* **Annotated element listings**
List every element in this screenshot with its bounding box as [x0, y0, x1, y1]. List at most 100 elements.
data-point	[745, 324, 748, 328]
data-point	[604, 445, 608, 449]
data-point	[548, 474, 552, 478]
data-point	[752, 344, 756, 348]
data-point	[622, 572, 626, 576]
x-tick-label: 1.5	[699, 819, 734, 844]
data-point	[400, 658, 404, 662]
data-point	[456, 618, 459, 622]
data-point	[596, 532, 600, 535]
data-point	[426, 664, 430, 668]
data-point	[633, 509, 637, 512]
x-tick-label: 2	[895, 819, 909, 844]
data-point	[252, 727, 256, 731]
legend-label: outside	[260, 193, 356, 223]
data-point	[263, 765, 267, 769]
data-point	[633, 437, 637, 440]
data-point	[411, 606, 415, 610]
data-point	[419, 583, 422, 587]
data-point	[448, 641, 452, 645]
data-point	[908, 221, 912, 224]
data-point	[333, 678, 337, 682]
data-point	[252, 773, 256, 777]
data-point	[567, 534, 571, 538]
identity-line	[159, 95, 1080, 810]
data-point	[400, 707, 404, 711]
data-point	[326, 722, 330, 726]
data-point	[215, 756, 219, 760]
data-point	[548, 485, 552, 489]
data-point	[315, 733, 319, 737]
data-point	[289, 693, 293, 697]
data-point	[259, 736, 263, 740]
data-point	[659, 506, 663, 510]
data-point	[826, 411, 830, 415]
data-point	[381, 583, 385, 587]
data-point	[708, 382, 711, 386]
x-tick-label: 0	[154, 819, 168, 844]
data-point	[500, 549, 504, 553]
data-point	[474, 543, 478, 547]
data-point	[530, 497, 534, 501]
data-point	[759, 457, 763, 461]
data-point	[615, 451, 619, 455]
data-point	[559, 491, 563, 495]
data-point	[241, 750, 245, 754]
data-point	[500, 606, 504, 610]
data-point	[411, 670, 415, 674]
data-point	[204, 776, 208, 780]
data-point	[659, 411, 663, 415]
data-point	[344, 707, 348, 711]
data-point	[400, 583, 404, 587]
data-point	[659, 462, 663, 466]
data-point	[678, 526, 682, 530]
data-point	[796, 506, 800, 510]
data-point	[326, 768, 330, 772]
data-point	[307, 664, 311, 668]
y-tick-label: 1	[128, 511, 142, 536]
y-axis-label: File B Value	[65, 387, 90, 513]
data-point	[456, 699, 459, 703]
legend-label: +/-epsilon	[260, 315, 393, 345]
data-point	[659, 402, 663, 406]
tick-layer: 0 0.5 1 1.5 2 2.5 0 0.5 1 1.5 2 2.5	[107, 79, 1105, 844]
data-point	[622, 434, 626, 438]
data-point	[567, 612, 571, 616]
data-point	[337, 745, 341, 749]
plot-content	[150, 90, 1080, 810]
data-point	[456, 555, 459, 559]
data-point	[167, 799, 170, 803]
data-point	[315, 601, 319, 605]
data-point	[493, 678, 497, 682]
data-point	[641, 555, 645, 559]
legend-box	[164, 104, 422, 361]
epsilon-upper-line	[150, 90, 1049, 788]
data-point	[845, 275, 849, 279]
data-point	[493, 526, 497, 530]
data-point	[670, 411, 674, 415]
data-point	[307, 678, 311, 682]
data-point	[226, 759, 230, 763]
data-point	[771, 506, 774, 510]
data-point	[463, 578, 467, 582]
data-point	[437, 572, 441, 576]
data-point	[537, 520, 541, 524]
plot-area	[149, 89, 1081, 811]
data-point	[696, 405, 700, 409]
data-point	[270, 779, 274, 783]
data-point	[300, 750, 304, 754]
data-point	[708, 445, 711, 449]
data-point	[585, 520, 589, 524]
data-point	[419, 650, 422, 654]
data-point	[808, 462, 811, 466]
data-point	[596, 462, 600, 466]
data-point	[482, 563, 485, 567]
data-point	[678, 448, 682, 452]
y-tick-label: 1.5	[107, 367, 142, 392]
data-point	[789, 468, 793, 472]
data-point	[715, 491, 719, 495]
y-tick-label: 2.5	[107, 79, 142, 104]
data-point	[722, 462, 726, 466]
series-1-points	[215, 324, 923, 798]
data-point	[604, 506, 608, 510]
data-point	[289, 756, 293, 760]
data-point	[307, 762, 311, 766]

==

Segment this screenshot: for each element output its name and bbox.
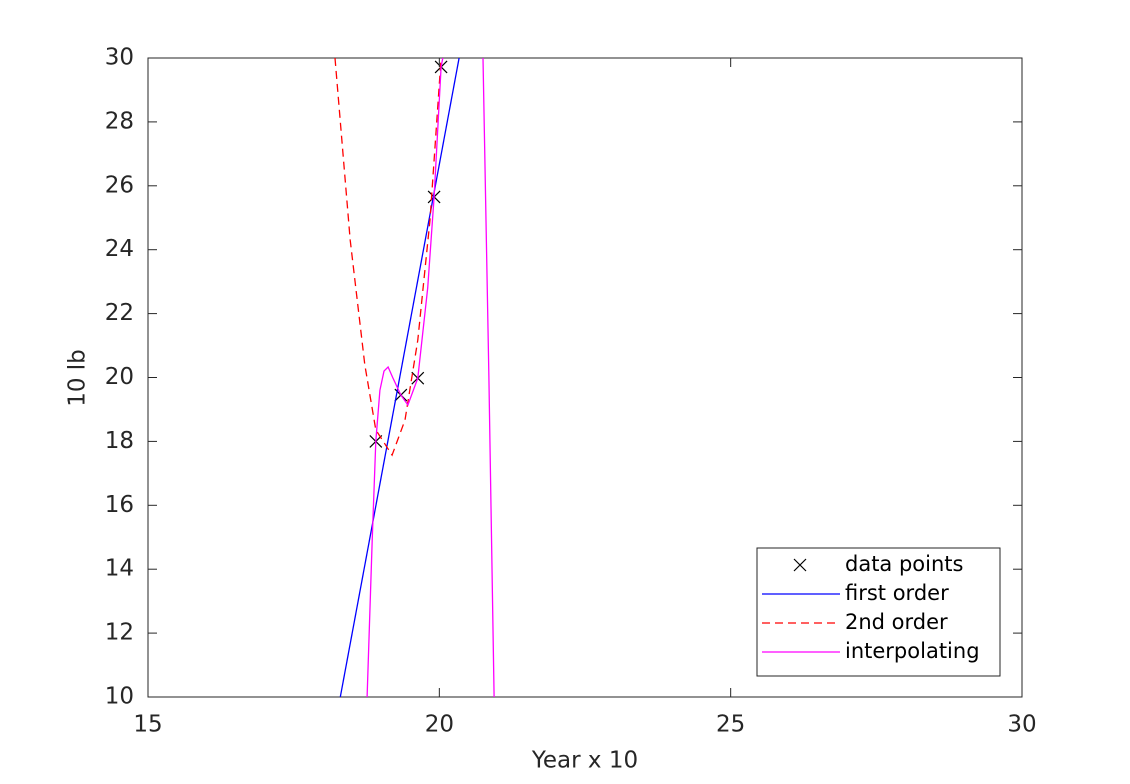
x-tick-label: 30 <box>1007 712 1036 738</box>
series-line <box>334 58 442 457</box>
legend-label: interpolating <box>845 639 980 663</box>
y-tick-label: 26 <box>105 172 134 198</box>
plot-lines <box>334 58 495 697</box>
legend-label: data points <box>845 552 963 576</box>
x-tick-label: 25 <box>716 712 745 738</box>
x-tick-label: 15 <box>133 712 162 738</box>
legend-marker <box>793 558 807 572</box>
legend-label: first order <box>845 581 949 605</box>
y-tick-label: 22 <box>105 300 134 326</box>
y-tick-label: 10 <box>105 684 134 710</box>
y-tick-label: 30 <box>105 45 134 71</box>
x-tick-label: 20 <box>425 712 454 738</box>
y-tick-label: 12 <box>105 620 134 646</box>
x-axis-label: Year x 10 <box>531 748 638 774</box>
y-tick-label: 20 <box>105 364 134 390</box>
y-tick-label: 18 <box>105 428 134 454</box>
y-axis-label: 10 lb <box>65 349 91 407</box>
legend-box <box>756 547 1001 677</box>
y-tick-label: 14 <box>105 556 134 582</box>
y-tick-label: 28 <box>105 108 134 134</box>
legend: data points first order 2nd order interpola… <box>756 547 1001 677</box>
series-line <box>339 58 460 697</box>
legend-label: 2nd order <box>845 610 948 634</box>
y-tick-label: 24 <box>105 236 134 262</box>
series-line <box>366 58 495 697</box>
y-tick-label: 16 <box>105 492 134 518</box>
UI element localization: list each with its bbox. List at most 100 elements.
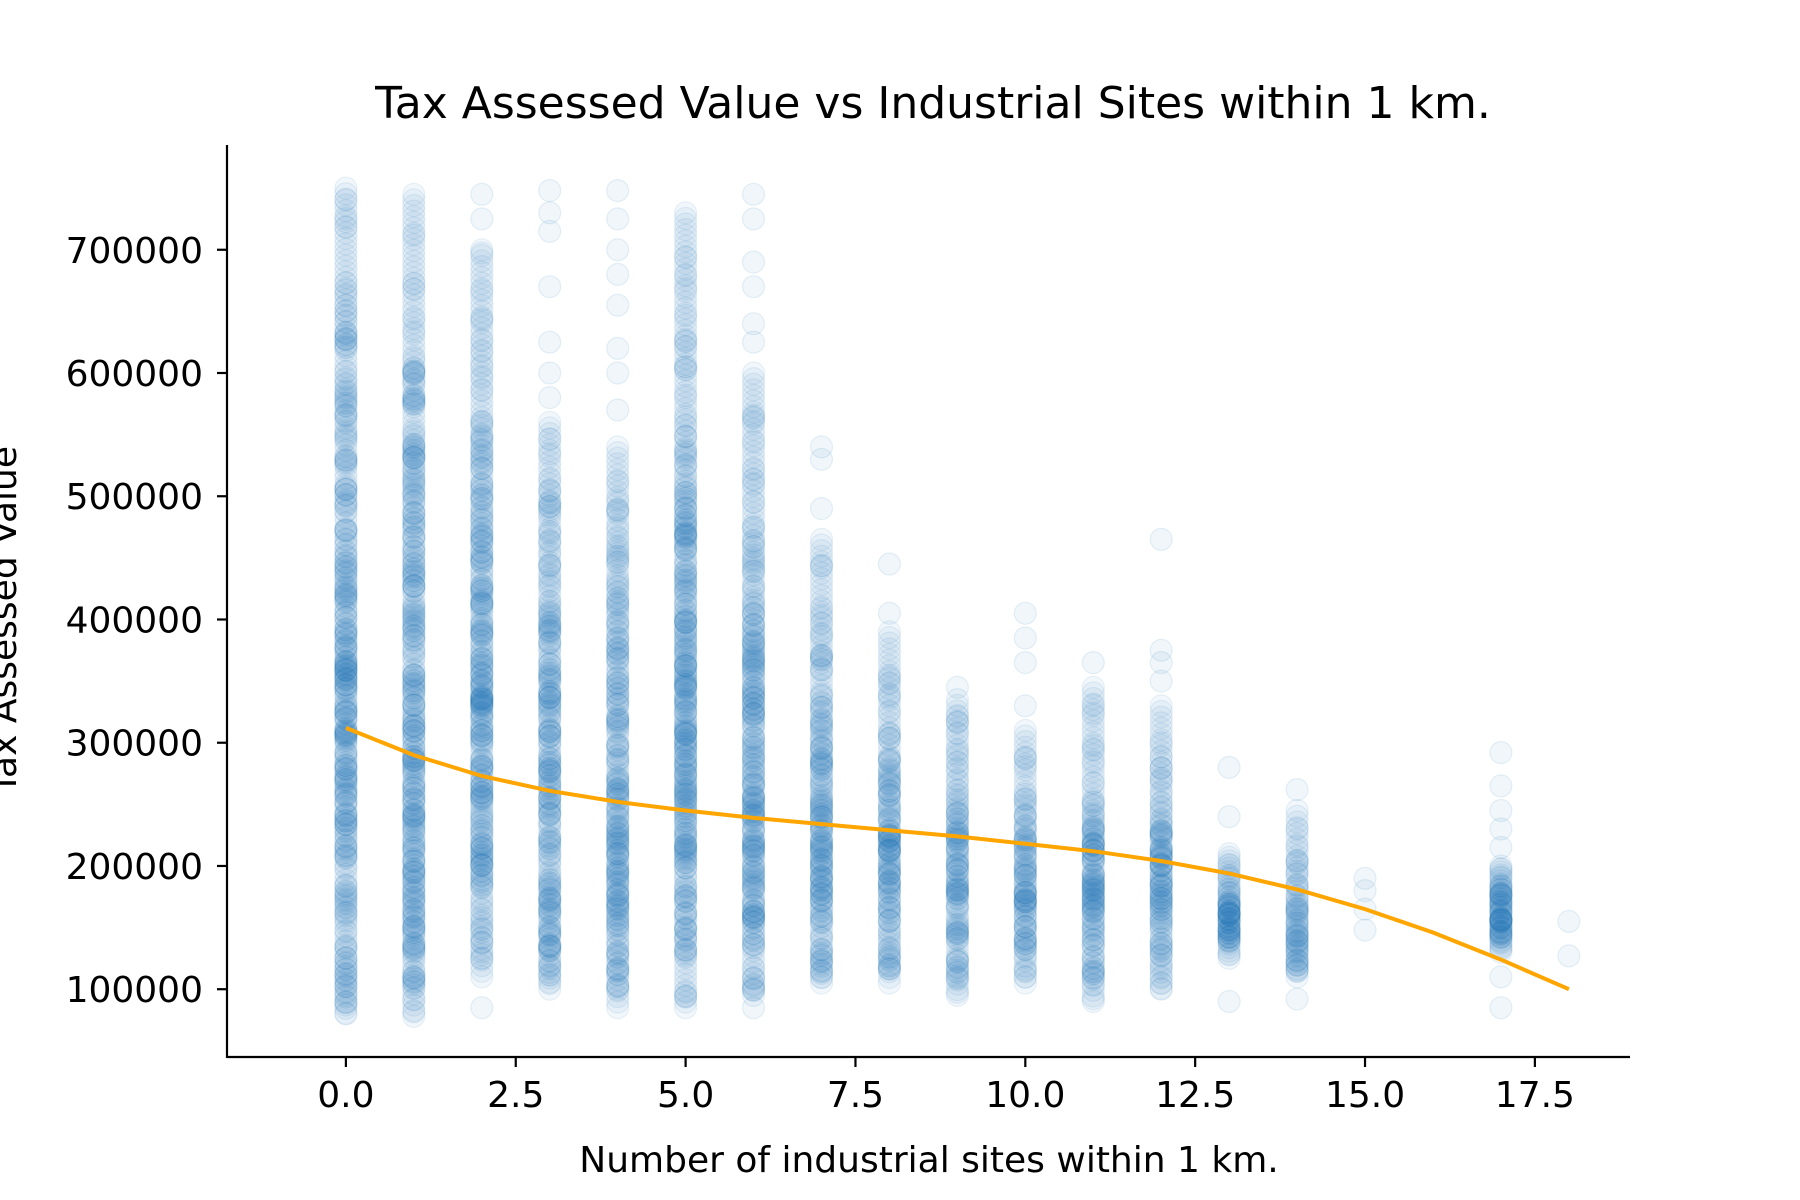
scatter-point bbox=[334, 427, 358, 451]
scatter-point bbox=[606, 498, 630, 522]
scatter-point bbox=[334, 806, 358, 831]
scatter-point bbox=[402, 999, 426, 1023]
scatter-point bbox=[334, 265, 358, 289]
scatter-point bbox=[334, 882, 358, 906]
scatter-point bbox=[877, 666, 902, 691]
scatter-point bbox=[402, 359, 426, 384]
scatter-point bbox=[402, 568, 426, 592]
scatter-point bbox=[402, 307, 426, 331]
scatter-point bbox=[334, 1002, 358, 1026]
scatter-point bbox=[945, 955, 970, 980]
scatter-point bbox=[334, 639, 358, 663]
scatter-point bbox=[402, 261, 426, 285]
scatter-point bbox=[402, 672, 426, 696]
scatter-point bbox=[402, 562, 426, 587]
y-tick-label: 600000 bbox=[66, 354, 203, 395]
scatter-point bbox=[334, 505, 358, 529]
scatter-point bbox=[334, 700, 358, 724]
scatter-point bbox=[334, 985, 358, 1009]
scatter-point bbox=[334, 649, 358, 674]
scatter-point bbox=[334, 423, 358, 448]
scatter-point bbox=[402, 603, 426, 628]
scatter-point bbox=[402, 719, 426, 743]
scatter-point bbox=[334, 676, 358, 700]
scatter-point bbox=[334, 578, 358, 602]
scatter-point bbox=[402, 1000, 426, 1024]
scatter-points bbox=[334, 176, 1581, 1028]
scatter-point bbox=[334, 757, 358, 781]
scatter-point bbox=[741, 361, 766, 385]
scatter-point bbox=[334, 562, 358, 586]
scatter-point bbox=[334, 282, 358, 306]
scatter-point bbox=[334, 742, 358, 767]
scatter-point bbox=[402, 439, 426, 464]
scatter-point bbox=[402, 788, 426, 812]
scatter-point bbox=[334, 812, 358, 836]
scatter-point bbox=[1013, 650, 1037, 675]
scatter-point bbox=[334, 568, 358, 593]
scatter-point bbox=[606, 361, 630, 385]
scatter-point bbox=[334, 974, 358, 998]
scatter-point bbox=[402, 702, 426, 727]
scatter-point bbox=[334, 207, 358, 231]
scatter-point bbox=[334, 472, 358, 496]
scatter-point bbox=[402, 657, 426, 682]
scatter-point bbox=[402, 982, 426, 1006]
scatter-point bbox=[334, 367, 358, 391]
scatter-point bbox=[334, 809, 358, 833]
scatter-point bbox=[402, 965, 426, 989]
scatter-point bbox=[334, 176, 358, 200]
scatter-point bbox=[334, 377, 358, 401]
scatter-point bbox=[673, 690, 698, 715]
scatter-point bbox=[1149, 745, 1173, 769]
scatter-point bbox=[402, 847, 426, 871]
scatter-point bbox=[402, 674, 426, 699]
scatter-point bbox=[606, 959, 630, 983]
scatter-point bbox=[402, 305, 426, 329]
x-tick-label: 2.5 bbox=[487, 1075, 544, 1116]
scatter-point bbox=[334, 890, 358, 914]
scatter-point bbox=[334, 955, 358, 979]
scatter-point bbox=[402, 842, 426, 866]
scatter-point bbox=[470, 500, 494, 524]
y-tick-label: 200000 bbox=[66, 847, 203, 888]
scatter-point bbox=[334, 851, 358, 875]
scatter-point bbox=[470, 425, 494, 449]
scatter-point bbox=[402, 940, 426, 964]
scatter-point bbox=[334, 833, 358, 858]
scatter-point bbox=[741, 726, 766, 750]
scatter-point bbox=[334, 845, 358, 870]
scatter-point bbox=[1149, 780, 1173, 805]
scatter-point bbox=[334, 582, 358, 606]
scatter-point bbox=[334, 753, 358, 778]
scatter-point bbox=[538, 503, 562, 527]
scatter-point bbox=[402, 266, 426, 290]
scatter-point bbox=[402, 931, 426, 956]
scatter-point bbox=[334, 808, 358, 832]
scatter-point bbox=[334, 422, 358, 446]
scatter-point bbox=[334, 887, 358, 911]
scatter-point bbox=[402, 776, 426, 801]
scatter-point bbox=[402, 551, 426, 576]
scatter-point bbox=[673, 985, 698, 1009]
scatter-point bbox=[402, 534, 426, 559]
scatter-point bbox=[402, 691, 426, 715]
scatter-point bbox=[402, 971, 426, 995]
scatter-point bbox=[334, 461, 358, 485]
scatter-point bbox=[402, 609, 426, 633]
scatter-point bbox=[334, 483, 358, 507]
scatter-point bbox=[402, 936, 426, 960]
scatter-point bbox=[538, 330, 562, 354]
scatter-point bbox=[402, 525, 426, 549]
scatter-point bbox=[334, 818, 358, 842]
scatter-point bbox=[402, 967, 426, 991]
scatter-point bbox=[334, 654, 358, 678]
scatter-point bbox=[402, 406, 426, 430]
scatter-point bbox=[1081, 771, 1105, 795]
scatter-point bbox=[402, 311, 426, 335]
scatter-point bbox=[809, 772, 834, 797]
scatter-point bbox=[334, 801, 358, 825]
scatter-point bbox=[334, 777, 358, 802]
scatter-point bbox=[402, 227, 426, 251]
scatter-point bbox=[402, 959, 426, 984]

* **REQUIREMENTS**
Extract the lines above from the line with "List every element" to the line with "526, 682, 530]", and reproduce them word for word.

* **ANSWER FOR THE TASK**
List every element in this screenshot with its bounding box as [x0, y0, x1, y1]. List at most 100 elements.
data-point	[745, 324, 748, 328]
data-point	[604, 445, 608, 449]
data-point	[548, 474, 552, 478]
data-point	[752, 344, 756, 348]
data-point	[622, 572, 626, 576]
x-tick-label: 1.5	[699, 819, 734, 844]
data-point	[400, 658, 404, 662]
data-point	[456, 618, 459, 622]
data-point	[596, 532, 600, 535]
data-point	[426, 664, 430, 668]
data-point	[633, 509, 637, 512]
x-tick-label: 2	[895, 819, 909, 844]
data-point	[252, 727, 256, 731]
legend-label: outside	[260, 193, 356, 223]
data-point	[263, 765, 267, 769]
data-point	[633, 437, 637, 440]
data-point	[411, 606, 415, 610]
data-point	[419, 583, 422, 587]
data-point	[448, 641, 452, 645]
data-point	[908, 221, 912, 224]
data-point	[333, 678, 337, 682]
data-point	[252, 773, 256, 777]
data-point	[567, 534, 571, 538]
identity-line	[159, 95, 1080, 810]
data-point	[400, 707, 404, 711]
data-point	[326, 722, 330, 726]
data-point	[215, 756, 219, 760]
data-point	[548, 485, 552, 489]
data-point	[315, 733, 319, 737]
data-point	[289, 693, 293, 697]
data-point	[259, 736, 263, 740]
data-point	[659, 506, 663, 510]
data-point	[826, 411, 830, 415]
data-point	[381, 583, 385, 587]
data-point	[708, 382, 711, 386]
x-tick-label: 0	[154, 819, 168, 844]
data-point	[500, 549, 504, 553]
data-point	[474, 543, 478, 547]
data-point	[530, 497, 534, 501]
data-point	[759, 457, 763, 461]
data-point	[615, 451, 619, 455]
data-point	[559, 491, 563, 495]
data-point	[241, 750, 245, 754]
data-point	[500, 606, 504, 610]
data-point	[411, 670, 415, 674]
data-point	[204, 776, 208, 780]
data-point	[659, 411, 663, 415]
data-point	[344, 707, 348, 711]
data-point	[400, 583, 404, 587]
data-point	[659, 462, 663, 466]
data-point	[678, 526, 682, 530]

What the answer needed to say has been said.